• [WHAT TO WORK ON]
The records below are made of lines; count those holding the word "between" and give the number only.

Collection entries

● ● ●

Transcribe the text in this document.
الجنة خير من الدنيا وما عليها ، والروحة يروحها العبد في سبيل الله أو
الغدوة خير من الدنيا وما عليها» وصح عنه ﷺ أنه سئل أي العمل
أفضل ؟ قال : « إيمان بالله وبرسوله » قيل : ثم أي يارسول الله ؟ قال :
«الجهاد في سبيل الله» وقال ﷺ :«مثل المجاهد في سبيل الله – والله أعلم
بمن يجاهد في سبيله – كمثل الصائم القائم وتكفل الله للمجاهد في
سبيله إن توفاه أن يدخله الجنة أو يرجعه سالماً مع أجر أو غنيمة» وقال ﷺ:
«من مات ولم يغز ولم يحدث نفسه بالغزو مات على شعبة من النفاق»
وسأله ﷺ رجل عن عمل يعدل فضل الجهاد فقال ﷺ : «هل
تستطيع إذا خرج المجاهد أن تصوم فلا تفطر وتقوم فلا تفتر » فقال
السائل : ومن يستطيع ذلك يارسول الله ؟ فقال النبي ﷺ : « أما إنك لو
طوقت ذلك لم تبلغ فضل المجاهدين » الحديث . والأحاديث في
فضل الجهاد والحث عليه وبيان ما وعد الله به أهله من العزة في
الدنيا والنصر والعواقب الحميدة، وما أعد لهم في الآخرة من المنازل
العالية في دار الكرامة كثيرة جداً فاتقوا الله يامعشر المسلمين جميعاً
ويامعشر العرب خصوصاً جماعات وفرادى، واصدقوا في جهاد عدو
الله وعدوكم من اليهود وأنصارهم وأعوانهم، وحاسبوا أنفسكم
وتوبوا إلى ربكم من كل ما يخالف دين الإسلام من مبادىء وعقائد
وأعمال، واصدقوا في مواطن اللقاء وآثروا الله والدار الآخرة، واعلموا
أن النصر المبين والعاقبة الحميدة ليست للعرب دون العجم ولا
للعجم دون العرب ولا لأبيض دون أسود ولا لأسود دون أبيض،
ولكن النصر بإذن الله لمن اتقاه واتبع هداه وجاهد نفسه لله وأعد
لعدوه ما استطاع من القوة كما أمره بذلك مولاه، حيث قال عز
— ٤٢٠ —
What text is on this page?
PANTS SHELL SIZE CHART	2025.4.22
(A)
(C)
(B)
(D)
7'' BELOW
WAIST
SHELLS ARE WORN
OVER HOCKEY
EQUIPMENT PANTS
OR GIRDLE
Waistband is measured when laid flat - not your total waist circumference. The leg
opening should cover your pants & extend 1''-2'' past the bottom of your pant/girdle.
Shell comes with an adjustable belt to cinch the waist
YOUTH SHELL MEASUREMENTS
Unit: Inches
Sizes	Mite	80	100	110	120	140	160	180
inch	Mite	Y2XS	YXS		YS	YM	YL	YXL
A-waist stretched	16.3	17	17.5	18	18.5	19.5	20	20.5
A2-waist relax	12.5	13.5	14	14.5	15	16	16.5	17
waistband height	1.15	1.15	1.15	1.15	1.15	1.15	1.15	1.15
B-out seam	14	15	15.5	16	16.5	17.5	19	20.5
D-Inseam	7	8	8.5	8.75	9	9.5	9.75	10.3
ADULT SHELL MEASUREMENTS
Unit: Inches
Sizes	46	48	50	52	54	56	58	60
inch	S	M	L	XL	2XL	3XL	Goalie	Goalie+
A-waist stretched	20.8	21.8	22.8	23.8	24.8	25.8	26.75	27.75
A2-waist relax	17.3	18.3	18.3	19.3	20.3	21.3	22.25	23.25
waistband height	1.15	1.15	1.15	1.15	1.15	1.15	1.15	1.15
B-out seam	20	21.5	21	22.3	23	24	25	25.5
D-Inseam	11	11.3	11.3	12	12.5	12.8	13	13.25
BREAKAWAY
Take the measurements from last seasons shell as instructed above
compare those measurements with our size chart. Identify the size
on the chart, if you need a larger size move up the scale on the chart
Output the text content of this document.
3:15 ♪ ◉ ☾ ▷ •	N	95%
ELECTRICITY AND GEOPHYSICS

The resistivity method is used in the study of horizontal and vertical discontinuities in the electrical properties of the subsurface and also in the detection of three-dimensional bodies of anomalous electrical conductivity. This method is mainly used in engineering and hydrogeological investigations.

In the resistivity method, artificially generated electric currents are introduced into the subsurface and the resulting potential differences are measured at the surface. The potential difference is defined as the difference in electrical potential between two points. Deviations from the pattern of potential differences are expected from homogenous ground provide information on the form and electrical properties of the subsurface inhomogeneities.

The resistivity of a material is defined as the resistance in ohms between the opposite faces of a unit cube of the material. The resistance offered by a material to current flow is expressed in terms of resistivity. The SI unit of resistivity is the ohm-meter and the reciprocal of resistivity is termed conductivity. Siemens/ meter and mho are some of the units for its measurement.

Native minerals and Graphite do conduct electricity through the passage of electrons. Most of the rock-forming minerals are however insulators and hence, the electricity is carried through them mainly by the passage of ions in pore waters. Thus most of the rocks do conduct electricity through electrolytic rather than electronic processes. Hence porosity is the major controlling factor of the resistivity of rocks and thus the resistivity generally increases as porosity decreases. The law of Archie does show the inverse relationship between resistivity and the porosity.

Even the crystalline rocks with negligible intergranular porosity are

● ● ●

• [ANSWER TO THE EXERCISE]
3